> **What you will do**: Return all of the entries exactly as written.

-- start Stored records --

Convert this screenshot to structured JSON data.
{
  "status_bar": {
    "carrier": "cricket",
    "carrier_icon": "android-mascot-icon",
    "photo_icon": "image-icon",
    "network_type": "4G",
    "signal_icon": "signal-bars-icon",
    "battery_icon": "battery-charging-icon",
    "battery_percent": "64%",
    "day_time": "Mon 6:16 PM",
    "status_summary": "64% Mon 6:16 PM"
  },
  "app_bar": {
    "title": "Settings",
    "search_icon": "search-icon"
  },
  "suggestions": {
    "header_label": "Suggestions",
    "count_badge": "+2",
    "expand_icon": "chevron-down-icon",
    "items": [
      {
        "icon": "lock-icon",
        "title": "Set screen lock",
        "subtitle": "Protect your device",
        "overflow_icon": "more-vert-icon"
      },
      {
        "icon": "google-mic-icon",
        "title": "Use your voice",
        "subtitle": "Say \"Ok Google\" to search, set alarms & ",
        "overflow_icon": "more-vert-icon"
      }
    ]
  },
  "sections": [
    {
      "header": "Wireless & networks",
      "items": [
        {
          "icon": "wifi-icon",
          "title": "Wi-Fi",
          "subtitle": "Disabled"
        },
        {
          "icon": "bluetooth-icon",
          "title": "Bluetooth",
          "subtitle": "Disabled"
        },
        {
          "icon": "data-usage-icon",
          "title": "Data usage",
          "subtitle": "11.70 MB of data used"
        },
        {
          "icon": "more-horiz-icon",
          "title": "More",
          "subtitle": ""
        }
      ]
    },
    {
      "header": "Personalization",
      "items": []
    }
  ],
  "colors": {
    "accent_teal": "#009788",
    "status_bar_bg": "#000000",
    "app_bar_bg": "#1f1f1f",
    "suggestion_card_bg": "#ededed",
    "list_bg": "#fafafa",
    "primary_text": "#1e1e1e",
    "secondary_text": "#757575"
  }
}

-- end Stored records --

> **Result below**:
Convert this screenshot to structured JSON data.
{
  "status_bar": {
    "carrier": "cricket",
    "carrier_icon": "android-mascot-icon",
    "photo_icon": "image-icon",
    "network_type": "4G",
    "signal_icon": "signal-bars-icon",
    "battery_icon": "battery-charging-icon",
    "battery_percent": "64%",
    "day_time": "Mon 6:16 PM",
    "status_summary": "64% Mon 6:16 PM"
  },
  "app_bar": {
    "title": "Settings",
    "search_icon": "search-icon"
  },
  "suggestions": {
    "header_label": "Suggestions",
    "count_badge": "+2",
    "expand_icon": "chevron-down-icon",
    "items": [
      {
        "icon": "lock-icon",
        "title": "Set screen lock",
        "subtitle": "Protect your device",
        "overflow_icon": "more-vert-icon"
      },
      {
        "icon": "google-mic-icon",
        "title": "Use your voice",
        "subtitle": "Say \"Ok Google\" to search, set alarms & ",
        "overflow_icon": "more-vert-icon"
      }
    ]
  },
  "sections": [
    {
      "header": "Wireless & networks",
      "items": [
        {
          "icon": "wifi-icon",
          "title": "Wi-Fi",
          "subtitle": "Disabled"
        },
        {
          "icon": "bluetooth-icon",
          "title": "Bluetooth",
          "subtitle": "Disabled"
        },
        {
          "icon": "data-usage-icon",
          "title": "Data usage",
          "subtitle": "11.70 MB of data used"
        },
        {
          "icon": "more-horiz-icon",
          "title": "More",
          "subtitle": ""
        }
      ]
    },
    {
      "header": "Personalization",
      "items": []
    }
  ],
  "colors": {
    "accent_teal": "#009788",
    "status_bar_bg": "#000000",
    "app_bar_bg": "#1f1f1f",
    "suggestion_card_bg": "#ededed",
    "list_bg": "#fafafa",
    "primary_text": "#1e1e1e",
    "secondary_text": "#757575"
  }
}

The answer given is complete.